**DATA TO PROCESS**
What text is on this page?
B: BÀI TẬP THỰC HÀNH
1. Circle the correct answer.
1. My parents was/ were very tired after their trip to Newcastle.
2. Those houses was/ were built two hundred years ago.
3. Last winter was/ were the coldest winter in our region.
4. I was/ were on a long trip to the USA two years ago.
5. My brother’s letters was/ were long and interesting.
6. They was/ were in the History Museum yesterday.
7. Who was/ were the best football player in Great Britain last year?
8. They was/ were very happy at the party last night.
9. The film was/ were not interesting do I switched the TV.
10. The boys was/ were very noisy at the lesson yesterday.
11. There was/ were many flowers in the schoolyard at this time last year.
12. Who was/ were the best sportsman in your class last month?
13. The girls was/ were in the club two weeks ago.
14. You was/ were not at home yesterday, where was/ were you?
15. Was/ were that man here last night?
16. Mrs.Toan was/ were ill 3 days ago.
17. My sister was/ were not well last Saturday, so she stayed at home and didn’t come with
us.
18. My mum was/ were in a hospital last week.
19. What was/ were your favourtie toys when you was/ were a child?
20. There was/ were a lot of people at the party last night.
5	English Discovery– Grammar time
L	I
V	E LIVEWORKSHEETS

**EXERCISE AIM**
Repeat the material above exactly.

**WRITTEN ANSWER**
What text is on this page?
B: BÀI TẬP THỰC HÀNH
1. Circle the correct answer.
1. My parents was/ were very tired after their trip to Newcastle.
2. Those houses was/ were built two hundred years ago.
3. Last winter was/ were the coldest winter in our region.
4. I was/ were on a long trip to the USA two years ago.
5. My brother’s letters was/ were long and interesting.
6. They was/ were in the History Museum yesterday.
7. Who was/ were the best football player in Great Britain last year?
8. They was/ were very happy at the party last night.
9. The film was/ were not interesting do I switched the TV.
10. The boys was/ were very noisy at the lesson yesterday.
11. There was/ were many flowers in the schoolyard at this time last year.
12. Who was/ were the best sportsman in your class last month?
13. The girls was/ were in the club two weeks ago.
14. You was/ were not at home yesterday, where was/ were you?
15. Was/ were that man here last night?
16. Mrs.Toan was/ were ill 3 days ago.
17. My sister was/ were not well last Saturday, so she stayed at home and didn’t come with
us.
18. My mum was/ were in a hospital last week.
19. What was/ were your favourtie toys when you was/ were a child?
20. There was/ were a lot of people at the party last night.
5	English Discovery– Grammar time
L	I
V	E LIVEWORKSHEETS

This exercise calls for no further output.